— begin —

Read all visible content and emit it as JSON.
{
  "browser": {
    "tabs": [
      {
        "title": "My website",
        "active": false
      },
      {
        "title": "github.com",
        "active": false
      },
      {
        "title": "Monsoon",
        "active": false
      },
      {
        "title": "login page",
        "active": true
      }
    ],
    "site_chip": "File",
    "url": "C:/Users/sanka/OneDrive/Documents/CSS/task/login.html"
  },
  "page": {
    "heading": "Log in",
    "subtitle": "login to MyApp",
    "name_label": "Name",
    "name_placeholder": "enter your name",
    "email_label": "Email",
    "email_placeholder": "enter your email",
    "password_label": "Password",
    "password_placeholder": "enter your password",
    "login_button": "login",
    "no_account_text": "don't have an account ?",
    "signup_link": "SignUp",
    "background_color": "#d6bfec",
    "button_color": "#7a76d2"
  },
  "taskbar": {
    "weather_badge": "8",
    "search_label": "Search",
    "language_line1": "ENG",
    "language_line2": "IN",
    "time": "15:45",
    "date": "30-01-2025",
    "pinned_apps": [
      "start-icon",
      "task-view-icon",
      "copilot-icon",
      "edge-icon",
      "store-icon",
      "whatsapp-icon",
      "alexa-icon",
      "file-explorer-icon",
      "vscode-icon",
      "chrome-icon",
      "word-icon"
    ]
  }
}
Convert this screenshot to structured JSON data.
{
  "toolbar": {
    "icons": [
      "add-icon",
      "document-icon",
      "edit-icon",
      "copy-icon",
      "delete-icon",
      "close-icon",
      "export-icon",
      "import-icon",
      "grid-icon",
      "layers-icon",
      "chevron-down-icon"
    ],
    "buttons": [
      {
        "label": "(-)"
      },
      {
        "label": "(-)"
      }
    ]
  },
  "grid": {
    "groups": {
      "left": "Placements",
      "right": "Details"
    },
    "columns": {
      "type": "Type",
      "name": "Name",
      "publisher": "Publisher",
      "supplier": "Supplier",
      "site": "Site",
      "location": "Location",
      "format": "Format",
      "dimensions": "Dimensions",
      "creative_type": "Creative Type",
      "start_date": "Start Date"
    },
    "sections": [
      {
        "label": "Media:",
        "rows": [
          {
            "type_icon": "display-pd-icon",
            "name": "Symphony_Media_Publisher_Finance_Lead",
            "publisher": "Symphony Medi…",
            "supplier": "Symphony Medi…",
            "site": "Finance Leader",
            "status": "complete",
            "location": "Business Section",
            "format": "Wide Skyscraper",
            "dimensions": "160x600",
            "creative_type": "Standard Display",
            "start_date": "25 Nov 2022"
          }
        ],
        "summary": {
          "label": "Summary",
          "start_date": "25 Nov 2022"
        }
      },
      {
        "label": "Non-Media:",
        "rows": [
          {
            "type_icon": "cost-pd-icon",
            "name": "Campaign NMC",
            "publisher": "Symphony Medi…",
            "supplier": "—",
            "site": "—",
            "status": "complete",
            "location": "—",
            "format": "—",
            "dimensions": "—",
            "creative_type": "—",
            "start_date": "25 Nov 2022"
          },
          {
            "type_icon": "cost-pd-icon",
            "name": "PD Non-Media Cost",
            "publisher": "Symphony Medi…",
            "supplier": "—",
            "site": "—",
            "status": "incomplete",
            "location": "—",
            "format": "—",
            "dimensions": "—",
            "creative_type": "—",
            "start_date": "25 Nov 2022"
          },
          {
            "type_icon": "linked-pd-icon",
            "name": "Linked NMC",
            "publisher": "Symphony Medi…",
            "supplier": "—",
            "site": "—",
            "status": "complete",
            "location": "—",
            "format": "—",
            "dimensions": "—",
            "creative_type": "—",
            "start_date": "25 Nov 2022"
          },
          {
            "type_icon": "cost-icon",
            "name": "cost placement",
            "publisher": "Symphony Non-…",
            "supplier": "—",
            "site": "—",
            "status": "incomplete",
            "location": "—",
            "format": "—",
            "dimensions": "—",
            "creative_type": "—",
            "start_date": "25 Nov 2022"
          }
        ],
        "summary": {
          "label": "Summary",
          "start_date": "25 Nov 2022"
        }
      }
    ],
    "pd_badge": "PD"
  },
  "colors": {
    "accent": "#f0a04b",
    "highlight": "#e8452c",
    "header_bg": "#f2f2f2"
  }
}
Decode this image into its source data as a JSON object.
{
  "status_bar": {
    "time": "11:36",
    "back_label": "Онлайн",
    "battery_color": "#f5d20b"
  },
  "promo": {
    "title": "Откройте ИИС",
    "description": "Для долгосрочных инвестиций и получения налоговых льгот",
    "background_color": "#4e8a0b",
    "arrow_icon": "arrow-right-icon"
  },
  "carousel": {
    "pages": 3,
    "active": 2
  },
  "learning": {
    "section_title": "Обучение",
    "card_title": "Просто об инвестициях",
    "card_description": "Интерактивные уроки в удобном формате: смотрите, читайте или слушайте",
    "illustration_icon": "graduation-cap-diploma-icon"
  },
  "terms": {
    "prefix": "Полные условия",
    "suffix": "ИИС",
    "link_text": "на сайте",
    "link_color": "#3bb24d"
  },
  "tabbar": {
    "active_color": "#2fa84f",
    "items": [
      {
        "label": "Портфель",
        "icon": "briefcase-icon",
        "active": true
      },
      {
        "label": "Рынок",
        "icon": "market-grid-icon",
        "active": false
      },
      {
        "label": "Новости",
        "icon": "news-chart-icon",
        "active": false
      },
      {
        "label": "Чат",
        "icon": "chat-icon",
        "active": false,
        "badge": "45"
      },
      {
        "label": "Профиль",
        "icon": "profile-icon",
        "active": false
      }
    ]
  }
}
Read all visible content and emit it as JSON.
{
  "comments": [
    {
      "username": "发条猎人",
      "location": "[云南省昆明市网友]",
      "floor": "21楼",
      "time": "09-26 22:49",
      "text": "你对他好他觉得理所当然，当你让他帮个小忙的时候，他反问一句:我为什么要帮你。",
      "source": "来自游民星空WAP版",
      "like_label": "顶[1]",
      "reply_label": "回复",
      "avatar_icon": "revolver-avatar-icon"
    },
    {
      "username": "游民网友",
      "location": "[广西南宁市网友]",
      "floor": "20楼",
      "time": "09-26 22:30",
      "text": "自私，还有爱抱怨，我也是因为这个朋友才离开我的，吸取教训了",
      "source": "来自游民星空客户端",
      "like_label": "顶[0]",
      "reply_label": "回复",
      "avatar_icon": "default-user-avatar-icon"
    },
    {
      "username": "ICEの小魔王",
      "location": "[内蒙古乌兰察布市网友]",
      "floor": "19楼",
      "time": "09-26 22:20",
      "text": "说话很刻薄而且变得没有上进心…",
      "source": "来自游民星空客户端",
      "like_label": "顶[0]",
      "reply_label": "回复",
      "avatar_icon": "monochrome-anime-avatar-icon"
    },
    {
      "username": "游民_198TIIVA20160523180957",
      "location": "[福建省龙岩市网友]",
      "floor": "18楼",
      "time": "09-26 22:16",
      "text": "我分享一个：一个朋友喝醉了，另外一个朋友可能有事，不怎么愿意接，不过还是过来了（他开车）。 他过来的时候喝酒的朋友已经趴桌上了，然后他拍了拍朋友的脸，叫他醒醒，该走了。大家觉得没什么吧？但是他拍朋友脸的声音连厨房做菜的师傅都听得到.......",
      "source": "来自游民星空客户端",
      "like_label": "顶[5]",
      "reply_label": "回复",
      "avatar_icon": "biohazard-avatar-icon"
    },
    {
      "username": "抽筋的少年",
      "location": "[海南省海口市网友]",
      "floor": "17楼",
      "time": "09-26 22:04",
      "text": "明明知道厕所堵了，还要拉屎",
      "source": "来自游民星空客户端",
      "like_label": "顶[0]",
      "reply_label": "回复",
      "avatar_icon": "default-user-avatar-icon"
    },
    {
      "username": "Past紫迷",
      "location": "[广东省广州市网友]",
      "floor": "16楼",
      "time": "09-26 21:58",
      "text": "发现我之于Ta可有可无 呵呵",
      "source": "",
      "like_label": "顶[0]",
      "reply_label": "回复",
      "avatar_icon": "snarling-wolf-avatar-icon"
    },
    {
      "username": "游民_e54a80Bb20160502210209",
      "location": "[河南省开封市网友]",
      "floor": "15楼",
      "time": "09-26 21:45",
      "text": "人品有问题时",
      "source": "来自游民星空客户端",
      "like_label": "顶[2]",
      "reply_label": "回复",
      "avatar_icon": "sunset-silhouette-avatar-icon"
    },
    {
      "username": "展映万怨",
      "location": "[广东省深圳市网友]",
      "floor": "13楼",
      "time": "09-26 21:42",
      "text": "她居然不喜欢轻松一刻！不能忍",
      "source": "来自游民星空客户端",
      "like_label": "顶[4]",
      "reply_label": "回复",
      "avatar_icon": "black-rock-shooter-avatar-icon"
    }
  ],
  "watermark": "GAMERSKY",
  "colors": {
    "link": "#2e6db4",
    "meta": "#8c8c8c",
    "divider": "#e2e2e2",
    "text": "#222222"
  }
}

— end —

## WHAT YOU NEED TO DO
Working from the entries above, return all lines that contain "your".

## REPLY TO THE EXERCISE
    "name_placeholder": "enter your name",
    "email_placeholder": "enter your email",
    "password_placeholder": "enter your password",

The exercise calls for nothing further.